**WORK TO BE COMPLETED**. Can you transcribe the data exactly? Leave the pictures out.

[Dataset excerpt]
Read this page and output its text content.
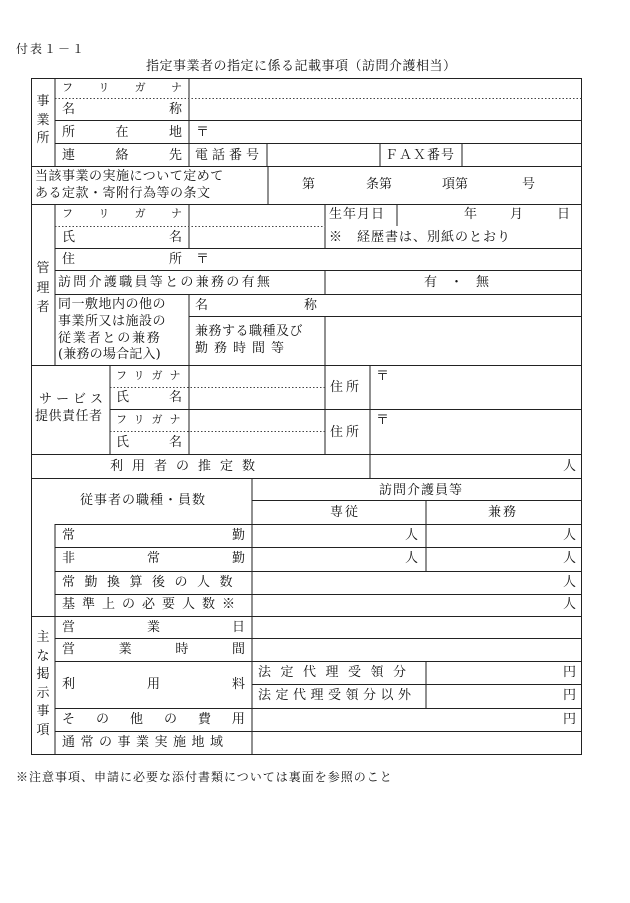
付表１－１
指定事業者の指定に係る記載事項（訪問介護相当）
事
業
所
フ リ ガ ナ
名	称
所	在	地 〒
連	絡	先 電話番号	ＦＡＸ番号
当該事業の実施について定めて
ある定款・寄附行為等の条文
第	条第	項第	号
管
理
者
フ リ ガ ナ
氏	名
生年月日	年	月	日
※　経歴書は、別紙のとおり
住	所 〒
訪問介護職員等との兼務の有無	有　・　無
同一敷地内の他の
事業所又は施設の
従業者との兼務
(兼務の場合記入)
名	称
兼務する職種及び
勤務時間等
サービス
提供責任者
フリガナ
氏	名
住所
〒
フリガナ
氏	名
住所
〒
利用者の推定数	人
従事者の職種・員数
訪問介護員等
専従	兼務
常	勤	人	人
非	常	勤	人	人
常勤換算後の人数	人
基準上の必要人数※	人
主
な
掲
示
事
項
営	業	日
営	業	時	間
利	用	料
法定代理受領分	円
法定代理受領分以外	円
そ の 他 の 費 用	円
通常の事業実施地域
※注意事項、申請に必要な添付書類については裏面を参照のこと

**EXERCISE RESPONSE**.
Read this page and output its text content.
付表１－１
指定事業者の指定に係る記載事項（訪問介護相当）
事
業
所
フ リ ガ ナ
名	称
所	在	地 〒
連	絡	先 電話番号	ＦＡＸ番号
当該事業の実施について定めて
ある定款・寄附行為等の条文
第	条第	項第	号
管
理
者
フ リ ガ ナ
氏	名
生年月日	年	月	日
※　経歴書は、別紙のとおり
住	所 〒
訪問介護職員等との兼務の有無	有　・　無
同一敷地内の他の
事業所又は施設の
従業者との兼務
(兼務の場合記入)
名	称
兼務する職種及び
勤務時間等
サービス
提供責任者
フリガナ
氏	名
住所
〒
フリガナ
氏	名
住所
〒
利用者の推定数	人
従事者の職種・員数
訪問介護員等
専従	兼務
常	勤	人	人
非	常	勤	人	人
常勤換算後の人数	人
基準上の必要人数※	人
主
な
掲
示
事
項
営	業	日
営	業	時	間
利	用	料
法定代理受領分	円
法定代理受領分以外	円
そ の 他 の 費 用	円
通常の事業実施地域
※注意事項、申請に必要な添付書類については裏面を参照のこと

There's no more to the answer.